╭──
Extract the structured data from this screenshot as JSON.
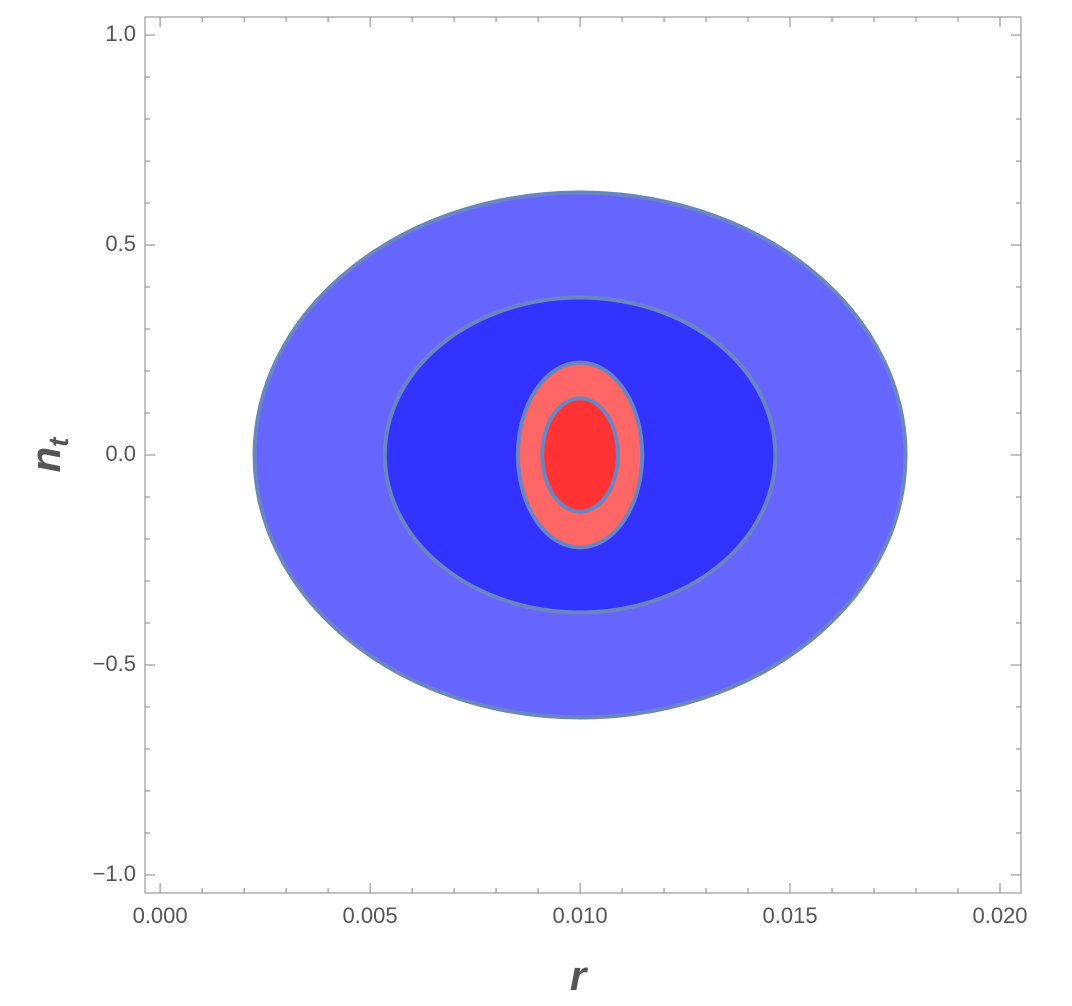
{
  "chart_data": {
    "type": "contour",
    "xlabel": "r",
    "ylabel": {
      "base": "n",
      "subscript": "t"
    },
    "xlim": [
      -0.00036,
      0.0205
    ],
    "ylim": [
      -1.043,
      1.043
    ],
    "xticks": [
      {
        "value": 0,
        "label": "0.000"
      },
      {
        "value": 0.005,
        "label": "0.005"
      },
      {
        "value": 0.01,
        "label": "0.010"
      },
      {
        "value": 0.015,
        "label": "0.015"
      },
      {
        "value": 0.02,
        "label": "0.020"
      }
    ],
    "yticks": [
      {
        "value": -1,
        "label": "−1.0"
      },
      {
        "value": -0.5,
        "label": "−0.5"
      },
      {
        "value": 0,
        "label": "0.0"
      },
      0.5,
      {
        "value": 1,
        "label": "1.0"
      }
    ],
    "xminorticks": [
      0.001,
      0.002,
      0.003,
      0.004,
      0.006,
      0.007,
      0.008,
      0.009,
      0.011,
      0.012,
      0.013,
      0.014,
      0.016,
      0.017,
      0.018,
      0.019
    ],
    "yminorticks": [
      -0.9,
      -0.8,
      -0.7,
      -0.6,
      -0.4,
      -0.3,
      -0.2,
      -0.1,
      0.1,
      0.2,
      0.3,
      0.4,
      0.6,
      0.7,
      0.8,
      0.9
    ],
    "edge_color": "#6a85c2",
    "regions": [
      {
        "cx": 0.01,
        "cy": 0,
        "rx": 0.00775,
        "ry": 0.625,
        "color": "#6666ff"
      },
      {
        "cx": 0.01,
        "cy": 0,
        "rx": 0.00465,
        "ry": 0.375,
        "color": "#3333ff"
      },
      {
        "cx": 0.01,
        "cy": 0,
        "rx": 0.00148,
        "ry": 0.22,
        "color": "#ff6666"
      },
      {
        "cx": 0.01,
        "cy": 0,
        "rx": 0.0009,
        "ry": 0.135,
        "color": "#ff3333"
      }
    ]
  }
}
╰──
Set problem: Write out every line from the entries where "value" appears.

Output of the task:
        "value": 0,
        "value": 0.005,
        "value": 0.01,
        "value": 0.015,
        "value": 0.02,
        "value": -1,
        "value": -0.5,
        "value": 0,
        "value": 1,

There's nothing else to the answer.